◆ **Short exercise**: Repeat all of the material exactly as given.

◆ **Data extract**:
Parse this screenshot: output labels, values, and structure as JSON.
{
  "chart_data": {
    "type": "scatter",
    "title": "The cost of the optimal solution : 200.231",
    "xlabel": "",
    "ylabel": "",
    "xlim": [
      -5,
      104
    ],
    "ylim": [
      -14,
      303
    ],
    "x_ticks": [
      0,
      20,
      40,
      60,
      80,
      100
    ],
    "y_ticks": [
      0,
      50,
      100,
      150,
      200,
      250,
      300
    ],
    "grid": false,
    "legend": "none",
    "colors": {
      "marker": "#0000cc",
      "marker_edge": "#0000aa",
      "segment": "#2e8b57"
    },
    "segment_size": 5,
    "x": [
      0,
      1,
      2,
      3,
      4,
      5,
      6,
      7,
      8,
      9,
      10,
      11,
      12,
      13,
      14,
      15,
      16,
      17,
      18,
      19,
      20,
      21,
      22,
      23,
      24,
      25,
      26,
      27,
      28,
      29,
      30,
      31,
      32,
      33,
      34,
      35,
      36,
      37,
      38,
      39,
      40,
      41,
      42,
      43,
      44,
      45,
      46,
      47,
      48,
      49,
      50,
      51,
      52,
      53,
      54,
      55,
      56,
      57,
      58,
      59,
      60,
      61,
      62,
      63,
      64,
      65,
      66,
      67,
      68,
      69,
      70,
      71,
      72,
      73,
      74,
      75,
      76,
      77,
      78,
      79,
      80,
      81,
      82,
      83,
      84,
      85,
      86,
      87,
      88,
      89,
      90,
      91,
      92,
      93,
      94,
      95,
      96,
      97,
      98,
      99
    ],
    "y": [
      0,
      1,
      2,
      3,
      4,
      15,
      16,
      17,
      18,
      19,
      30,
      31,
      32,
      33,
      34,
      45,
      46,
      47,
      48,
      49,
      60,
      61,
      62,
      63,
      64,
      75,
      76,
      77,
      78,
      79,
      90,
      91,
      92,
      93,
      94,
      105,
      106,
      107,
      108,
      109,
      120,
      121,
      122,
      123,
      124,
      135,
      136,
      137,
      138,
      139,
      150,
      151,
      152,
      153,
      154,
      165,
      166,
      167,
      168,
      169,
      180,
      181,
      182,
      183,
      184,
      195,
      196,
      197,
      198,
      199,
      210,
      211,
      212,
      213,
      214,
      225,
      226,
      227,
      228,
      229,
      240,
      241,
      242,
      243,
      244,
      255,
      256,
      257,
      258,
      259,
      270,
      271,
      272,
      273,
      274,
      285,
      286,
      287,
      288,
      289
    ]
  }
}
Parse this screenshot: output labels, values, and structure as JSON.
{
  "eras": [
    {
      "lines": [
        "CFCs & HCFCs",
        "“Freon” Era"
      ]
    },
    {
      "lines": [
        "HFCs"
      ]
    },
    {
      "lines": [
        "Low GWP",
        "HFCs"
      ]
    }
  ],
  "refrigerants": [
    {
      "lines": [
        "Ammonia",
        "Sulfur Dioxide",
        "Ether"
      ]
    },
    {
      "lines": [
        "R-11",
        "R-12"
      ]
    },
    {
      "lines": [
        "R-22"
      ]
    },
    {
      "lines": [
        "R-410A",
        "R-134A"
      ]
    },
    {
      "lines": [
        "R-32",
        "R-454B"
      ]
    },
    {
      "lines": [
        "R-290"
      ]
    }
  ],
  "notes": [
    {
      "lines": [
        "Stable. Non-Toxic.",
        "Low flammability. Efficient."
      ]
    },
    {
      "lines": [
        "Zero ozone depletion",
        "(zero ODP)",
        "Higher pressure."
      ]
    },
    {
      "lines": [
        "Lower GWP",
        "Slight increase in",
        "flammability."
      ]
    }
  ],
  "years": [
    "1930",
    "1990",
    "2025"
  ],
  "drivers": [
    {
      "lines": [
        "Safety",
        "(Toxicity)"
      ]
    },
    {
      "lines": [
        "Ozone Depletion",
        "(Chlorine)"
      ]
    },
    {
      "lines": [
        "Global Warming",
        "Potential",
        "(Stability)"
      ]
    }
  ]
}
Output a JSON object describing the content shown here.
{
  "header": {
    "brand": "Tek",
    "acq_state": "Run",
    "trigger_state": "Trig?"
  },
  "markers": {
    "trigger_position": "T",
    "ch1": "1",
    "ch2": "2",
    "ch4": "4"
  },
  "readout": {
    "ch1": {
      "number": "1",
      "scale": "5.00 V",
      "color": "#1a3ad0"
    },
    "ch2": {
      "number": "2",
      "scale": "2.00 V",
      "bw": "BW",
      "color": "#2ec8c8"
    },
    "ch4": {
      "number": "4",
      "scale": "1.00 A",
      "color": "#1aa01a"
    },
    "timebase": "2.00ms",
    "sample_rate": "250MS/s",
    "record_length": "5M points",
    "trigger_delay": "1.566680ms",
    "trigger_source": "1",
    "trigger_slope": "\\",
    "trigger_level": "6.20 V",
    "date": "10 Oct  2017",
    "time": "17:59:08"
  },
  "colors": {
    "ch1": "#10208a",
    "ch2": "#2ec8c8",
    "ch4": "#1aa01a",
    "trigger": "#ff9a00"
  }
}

◆ **Response to the exercise**:
Parse this screenshot: output labels, values, and structure as JSON.
{
  "chart_data": {
    "type": "scatter",
    "title": "The cost of the optimal solution : 200.231",
    "xlabel": "",
    "ylabel": "",
    "xlim": [
      -5,
      104
    ],
    "ylim": [
      -14,
      303
    ],
    "x_ticks": [
      0,
      20,
      40,
      60,
      80,
      100
    ],
    "y_ticks": [
      0,
      50,
      100,
      150,
      200,
      250,
      300
    ],
    "grid": false,
    "legend": "none",
    "colors": {
      "marker": "#0000cc",
      "marker_edge": "#0000aa",
      "segment": "#2e8b57"
    },
    "segment_size": 5,
    "x": [
      0,
      1,
      2,
      3,
      4,
      5,
      6,
      7,
      8,
      9,
      10,
      11,
      12,
      13,
      14,
      15,
      16,
      17,
      18,
      19,
      20,
      21,
      22,
      23,
      24,
      25,
      26,
      27,
      28,
      29,
      30,
      31,
      32,
      33,
      34,
      35,
      36,
      37,
      38,
      39,
      40,
      41,
      42,
      43,
      44,
      45,
      46,
      47,
      48,
      49,
      50,
      51,
      52,
      53,
      54,
      55,
      56,
      57,
      58,
      59,
      60,
      61,
      62,
      63,
      64,
      65,
      66,
      67,
      68,
      69,
      70,
      71,
      72,
      73,
      74,
      75,
      76,
      77,
      78,
      79,
      80,
      81,
      82,
      83,
      84,
      85,
      86,
      87,
      88,
      89,
      90,
      91,
      92,
      93,
      94,
      95,
      96,
      97,
      98,
      99
    ],
    "y": [
      0,
      1,
      2,
      3,
      4,
      15,
      16,
      17,
      18,
      19,
      30,
      31,
      32,
      33,
      34,
      45,
      46,
      47,
      48,
      49,
      60,
      61,
      62,
      63,
      64,
      75,
      76,
      77,
      78,
      79,
      90,
      91,
      92,
      93,
      94,
      105,
      106,
      107,
      108,
      109,
      120,
      121,
      122,
      123,
      124,
      135,
      136,
      137,
      138,
      139,
      150,
      151,
      152,
      153,
      154,
      165,
      166,
      167,
      168,
      169,
      180,
      181,
      182,
      183,
      184,
      195,
      196,
      197,
      198,
      199,
      210,
      211,
      212,
      213,
      214,
      225,
      226,
      227,
      228,
      229,
      240,
      241,
      242,
      243,
      244,
      255,
      256,
      257,
      258,
      259,
      270,
      271,
      272,
      273,
      274,
      285,
      286,
      287,
      288,
      289
    ]
  }
}
Parse this screenshot: output labels, values, and structure as JSON.
{
  "eras": [
    {
      "lines": [
        "CFCs & HCFCs",
        "“Freon” Era"
      ]
    },
    {
      "lines": [
        "HFCs"
      ]
    },
    {
      "lines": [
        "Low GWP",
        "HFCs"
      ]
    }
  ],
  "refrigerants": [
    {
      "lines": [
        "Ammonia",
        "Sulfur Dioxide",
        "Ether"
      ]
    },
    {
      "lines": [
        "R-11",
        "R-12"
      ]
    },
    {
      "lines": [
        "R-22"
      ]
    },
    {
      "lines": [
        "R-410A",
        "R-134A"
      ]
    },
    {
      "lines": [
        "R-32",
        "R-454B"
      ]
    },
    {
      "lines": [
        "R-290"
      ]
    }
  ],
  "notes": [
    {
      "lines": [
        "Stable. Non-Toxic.",
        "Low flammability. Efficient."
      ]
    },
    {
      "lines": [
        "Zero ozone depletion",
        "(zero ODP)",
        "Higher pressure."
      ]
    },
    {
      "lines": [
        "Lower GWP",
        "Slight increase in",
        "flammability."
      ]
    }
  ],
  "years": [
    "1930",
    "1990",
    "2025"
  ],
  "drivers": [
    {
      "lines": [
        "Safety",
        "(Toxicity)"
      ]
    },
    {
      "lines": [
        "Ozone Depletion",
        "(Chlorine)"
      ]
    },
    {
      "lines": [
        "Global Warming",
        "Potential",
        "(Stability)"
      ]
    }
  ]
}
Output a JSON object describing the content shown here.
{
  "header": {
    "brand": "Tek",
    "acq_state": "Run",
    "trigger_state": "Trig?"
  },
  "markers": {
    "trigger_position": "T",
    "ch1": "1",
    "ch2": "2",
    "ch4": "4"
  },
  "readout": {
    "ch1": {
      "number": "1",
      "scale": "5.00 V",
      "color": "#1a3ad0"
    },
    "ch2": {
      "number": "2",
      "scale": "2.00 V",
      "bw": "BW",
      "color": "#2ec8c8"
    },
    "ch4": {
      "number": "4",
      "scale": "1.00 A",
      "color": "#1aa01a"
    },
    "timebase": "2.00ms",
    "sample_rate": "250MS/s",
    "record_length": "5M points",
    "trigger_delay": "1.566680ms",
    "trigger_source": "1",
    "trigger_slope": "\\",
    "trigger_level": "6.20 V",
    "date": "10 Oct  2017",
    "time": "17:59:08"
  },
  "colors": {
    "ch1": "#10208a",
    "ch2": "#2ec8c8",
    "ch4": "#1aa01a",
    "trigger": "#ff9a00"
  }
}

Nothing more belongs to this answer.